* **THE REQUEST**:
Restate each line of the listing exactly, without carrying over any pictures.

* **Recorded data**:
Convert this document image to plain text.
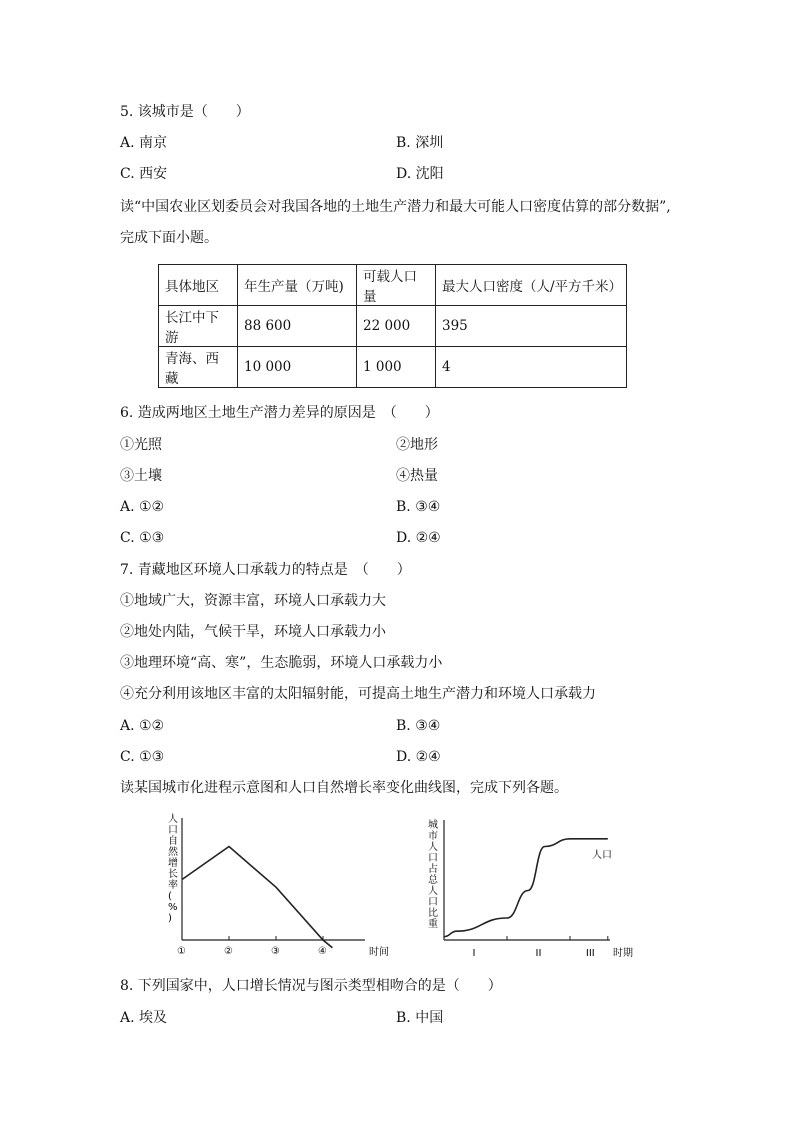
5. 该城市是（　　）
A. 南京	B. 深圳
C. 西安	D. 沈阳
读“中国农业区划委员会对我国各地的土地生产潜力和最大可能人口密度估算的部分数据”,
完成下面小题。
具体地区	年生产量（万吨)	可载人口量	最大人口密度（人/平方千米）
长江中下游	88 600	22 000	395
青海、西藏	10 000	1 000	4
6. 造成两地区土地生产潜力差异的原因是　（　　）
①光照	②地形
③土壤	④热量
A. ①②	B. ③④
C. ①③	D. ②④
7. 青藏地区环境人口承载力的特点是　（　　）
①地域广大，资源丰富，环境人口承载力大
②地处内陆，气候干旱，环境人口承载力小
③地理环境“高、寒”，生态脆弱，环境人口承载力小
④充分利用该地区丰富的太阳辐射能，可提高土地生产潜力和环境人口承载力
A. ①②	B. ③④
C. ①③	D. ②④
读某国城市化进程示意图和人口自然增长率变化曲线图，完成下列各题。
①	②	③	④
人口自然增长率( % )
时间	I	II	III
城市人口占总人口比重
人口
时期
8. 下列国家中，人口增长情况与图示类型相吻合的是（　　）
A. 埃及	B. 中国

* **EXERCISE ANSWER**:
Convert this document image to plain text.
5. 该城市是（　　）
A. 南京	B. 深圳
C. 西安	D. 沈阳
读“中国农业区划委员会对我国各地的土地生产潜力和最大可能人口密度估算的部分数据”,
完成下面小题。
具体地区	年生产量（万吨)	可载人口量	最大人口密度（人/平方千米）
长江中下游	88 600	22 000	395
青海、西藏	10 000	1 000	4
6. 造成两地区土地生产潜力差异的原因是　（　　）
①光照	②地形
③土壤	④热量
A. ①②	B. ③④
C. ①③	D. ②④
7. 青藏地区环境人口承载力的特点是　（　　）
①地域广大，资源丰富，环境人口承载力大
②地处内陆，气候干旱，环境人口承载力小
③地理环境“高、寒”，生态脆弱，环境人口承载力小
④充分利用该地区丰富的太阳辐射能，可提高土地生产潜力和环境人口承载力
A. ①②	B. ③④
C. ①③	D. ②④
读某国城市化进程示意图和人口自然增长率变化曲线图，完成下列各题。
①	②	③	④
人口自然增长率( % )
时间	I	II	III
城市人口占总人口比重
人口
时期
8. 下列国家中，人口增长情况与图示类型相吻合的是（　　）
A. 埃及	B. 中国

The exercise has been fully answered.